:: Excerpted data ::

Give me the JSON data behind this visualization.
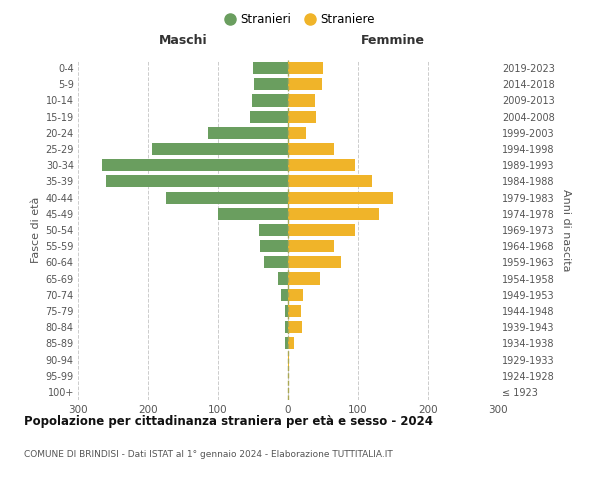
{
  "age_groups": [
    "100+",
    "95-99",
    "90-94",
    "85-89",
    "80-84",
    "75-79",
    "70-74",
    "65-69",
    "60-64",
    "55-59",
    "50-54",
    "45-49",
    "40-44",
    "35-39",
    "30-34",
    "25-29",
    "20-24",
    "15-19",
    "10-14",
    "5-9",
    "0-4"
  ],
  "birth_years": [
    "≤ 1923",
    "1924-1928",
    "1929-1933",
    "1934-1938",
    "1939-1943",
    "1944-1948",
    "1949-1953",
    "1954-1958",
    "1959-1963",
    "1964-1968",
    "1969-1973",
    "1974-1978",
    "1979-1983",
    "1984-1988",
    "1989-1993",
    "1994-1998",
    "1999-2003",
    "2004-2008",
    "2009-2013",
    "2014-2018",
    "2019-2023"
  ],
  "males": [
    0,
    0,
    0,
    4,
    5,
    5,
    10,
    15,
    35,
    40,
    42,
    100,
    175,
    260,
    265,
    195,
    115,
    55,
    52,
    48,
    50
  ],
  "females": [
    0,
    0,
    2,
    8,
    20,
    18,
    22,
    45,
    75,
    65,
    95,
    130,
    150,
    120,
    95,
    65,
    25,
    40,
    38,
    48,
    50
  ],
  "male_color": "#6a9e5f",
  "female_color": "#f0b429",
  "background_color": "#ffffff",
  "grid_color": "#cccccc",
  "title": "Popolazione per cittadinanza straniera per età e sesso - 2024",
  "subtitle": "COMUNE DI BRINDISI - Dati ISTAT al 1° gennaio 2024 - Elaborazione TUTTITALIA.IT",
  "ylabel_left": "Fasce di età",
  "ylabel_right": "Anni di nascita",
  "header_left": "Maschi",
  "header_right": "Femmine",
  "legend_male": "Stranieri",
  "legend_female": "Straniere",
  "xlim": 300,
  "bar_height": 0.75
}
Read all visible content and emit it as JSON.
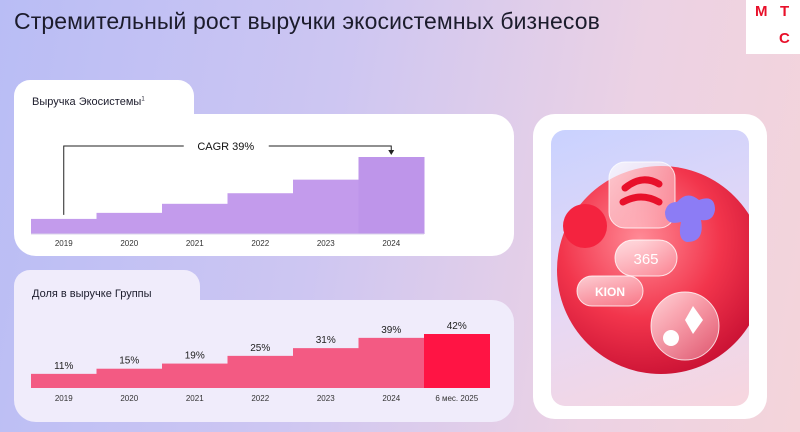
{
  "header": {
    "title": "Стремительный рост выручки экосистемных бизнесов",
    "logo_letters": [
      "М",
      "Т",
      "С"
    ]
  },
  "colors": {
    "brand_red": "#E8102A",
    "revenue_bar": "#C39BEC",
    "revenue_bar_top": "#BE95EA",
    "share_bar": "#F35A83",
    "share_bar_highlight": "#FF1444"
  },
  "revenue_panel": {
    "title": "Выручка Экосистемы",
    "footnote": "1",
    "cagr_label": "CAGR 39%"
  },
  "share_panel": {
    "title": "Доля в выручке Группы"
  },
  "app_card": {
    "icons": [
      "kinopoisk-icon",
      "red-circle-icon",
      "plus-star-icon",
      "365-pill-icon",
      "kion-pill-icon",
      "music-circle-icon"
    ],
    "labels": {
      "p365": "365",
      "kion": "KION"
    }
  },
  "chart_data": [
    {
      "type": "bar",
      "categories": [
        "2019",
        "2020",
        "2021",
        "2022",
        "2023",
        "2024"
      ],
      "values": [
        1.0,
        1.4,
        2.0,
        2.7,
        3.6,
        5.1
      ],
      "title": "Выручка Экосистемы",
      "annotations": [
        "CAGR 39%"
      ],
      "xlabel": "",
      "ylabel": "",
      "ylim": [
        0,
        5.1
      ],
      "grid": false,
      "legend": "none"
    },
    {
      "type": "bar",
      "categories": [
        "2019",
        "2020",
        "2021",
        "2022",
        "2023",
        "2024",
        "6 мес. 2025"
      ],
      "values": [
        11,
        15,
        19,
        25,
        31,
        39,
        42
      ],
      "data_labels": [
        "11%",
        "15%",
        "19%",
        "25%",
        "31%",
        "39%",
        "42%"
      ],
      "title": "Доля в выручке Группы",
      "xlabel": "",
      "ylabel": "",
      "ylim": [
        0,
        42
      ],
      "grid": false,
      "legend": "none"
    }
  ]
}
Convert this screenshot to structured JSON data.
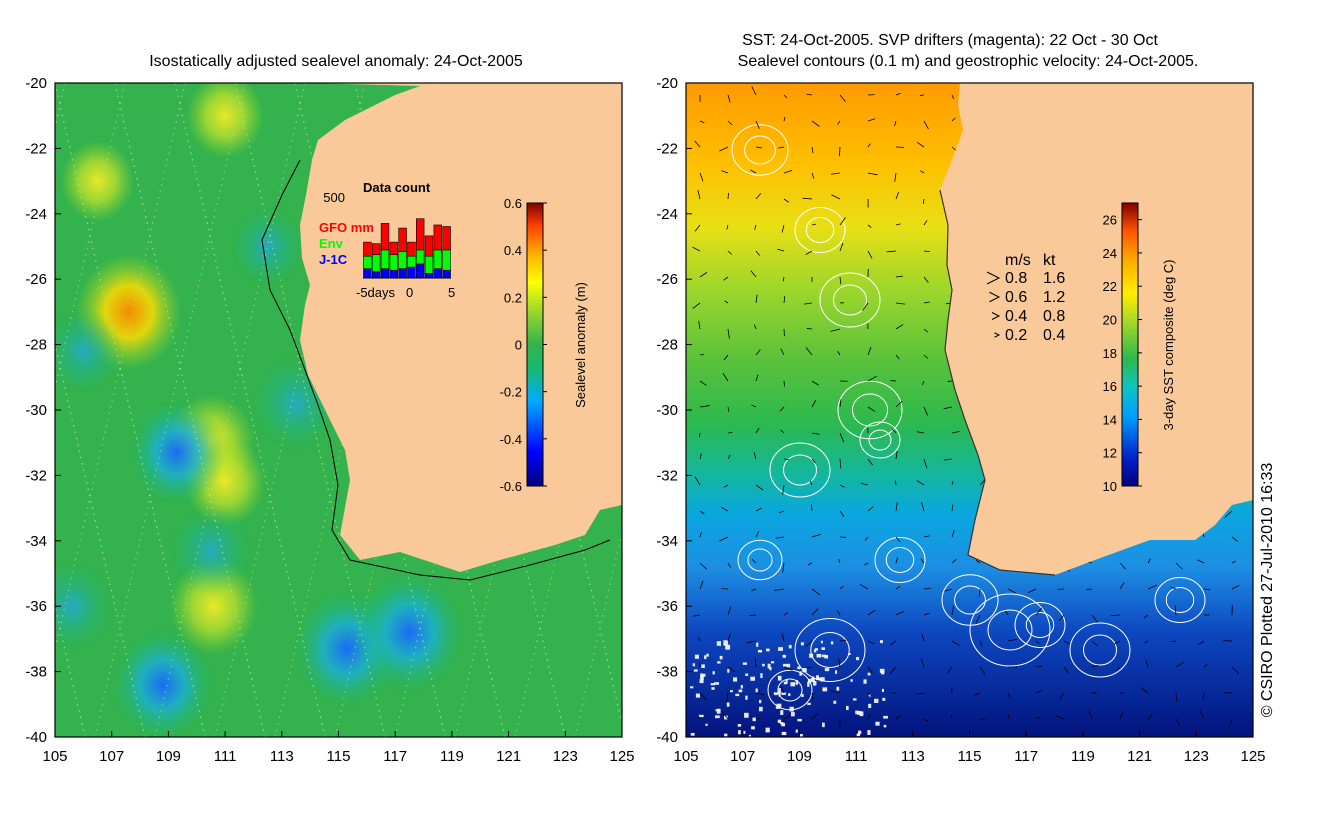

:::

• _Challenge_
Copy out all the data without changing anything, and drop the pictures.

• _Problem solution_
Give me the JSON data behind this visualization.
{
  "age_groups": [
    "100+",
    "95-99",
    "90-94",
    "85-89",
    "80-84",
    "75-79",
    "70-74",
    "65-69",
    "60-64",
    "55-59",
    "50-54",
    "45-49",
    "40-44",
    "35-39",
    "30-34",
    "25-29",
    "20-24",
    "15-19",
    "10-14",
    "5-9",
    "0-4"
  ],
  "birth_years": [
    "≤ 1923",
    "1924-1928",
    "1929-1933",
    "1934-1938",
    "1939-1943",
    "1944-1948",
    "1949-1953",
    "1954-1958",
    "1959-1963",
    "1964-1968",
    "1969-1973",
    "1974-1978",
    "1979-1983",
    "1984-1988",
    "1989-1993",
    "1994-1998",
    "1999-2003",
    "2004-2008",
    "2009-2013",
    "2014-2018",
    "2019-2023"
  ],
  "males": [
    0,
    0,
    0,
    4,
    5,
    5,
    10,
    15,
    35,
    40,
    42,
    100,
    175,
    260,
    265,
    195,
    115,
    55,
    52,
    48,
    50
  ],
  "females": [
    0,
    0,
    2,
    8,
    20,
    18,
    22,
    45,
    75,
    65,
    95,
    130,
    150,
    120,
    95,
    65,
    25,
    40,
    38,
    48,
    50
  ],
  "male_color": "#6a9e5f",
  "female_color": "#f0b429",
  "background_color": "#ffffff",
  "grid_color": "#cccccc",
  "title": "Popolazione per cittadinanza straniera per età e sesso - 2024",
  "subtitle": "COMUNE DI BRINDISI - Dati ISTAT al 1° gennaio 2024 - Elaborazione TUTTITALIA.IT",
  "ylabel_left": "Fasce di età",
  "ylabel_right": "Anni di nascita",
  "header_left": "Maschi",
  "header_right": "Femmine",
  "legend_male": "Stranieri",
  "legend_female": "Straniere",
  "xlim": 300,
  "bar_height": 0.75
}
Read all visible content and emit it as JSON.
{
  "header": {
    "title": "Стремительный рост выручки экосистемных бизнесов",
    "logo_letters": [
      "М",
      "Т",
      "С"
    ]
  },
  "colors": {
    "brand_red": "#E8102A",
    "revenue_bar": "#C39BEC",
    "revenue_bar_top": "#BE95EA",
    "share_bar": "#F35A83",
    "share_bar_highlight": "#FF1444"
  },
  "revenue_panel": {
    "title": "Выручка Экосистемы",
    "footnote": "1",
    "cagr_label": "CAGR 39%"
  },
  "share_panel": {
    "title": "Доля в выручке Группы"
  },
  "app_card": {
    "icons": [
      "kinopoisk-icon",
      "red-circle-icon",
      "plus-star-icon",
      "365-pill-icon",
      "kion-pill-icon",
      "music-circle-icon"
    ],
    "labels": {
      "p365": "365",
      "kion": "KION"
    }
  },
  "chart_data": [
    {
      "type": "bar",
      "categories": [
        "2019",
        "2020",
        "2021",
        "2022",
        "2023",
        "2024"
      ],
      "values": [
        1.0,
        1.4,
        2.0,
        2.7,
        3.6,
        5.1
      ],
      "title": "Выручка Экосистемы",
      "annotations": [
        "CAGR 39%"
      ],
      "xlabel": "",
      "ylabel": "",
      "ylim": [
        0,
        5.1
      ],
      "grid": false,
      "legend": "none"
    },
    {
      "type": "bar",
      "categories": [
        "2019",
        "2020",
        "2021",
        "2022",
        "2023",
        "2024",
        "6 мес. 2025"
      ],
      "values": [
        11,
        15,
        19,
        25,
        31,
        39,
        42
      ],
      "data_labels": [
        "11%",
        "15%",
        "19%",
        "25%",
        "31%",
        "39%",
        "42%"
      ],
      "title": "Доля в выручке Группы",
      "xlabel": "",
      "ylabel": "",
      "ylim": [
        0,
        42
      ],
      "grid": false,
      "legend": "none"
    }
  ]
}
Convert this screenshot to structured JSON data.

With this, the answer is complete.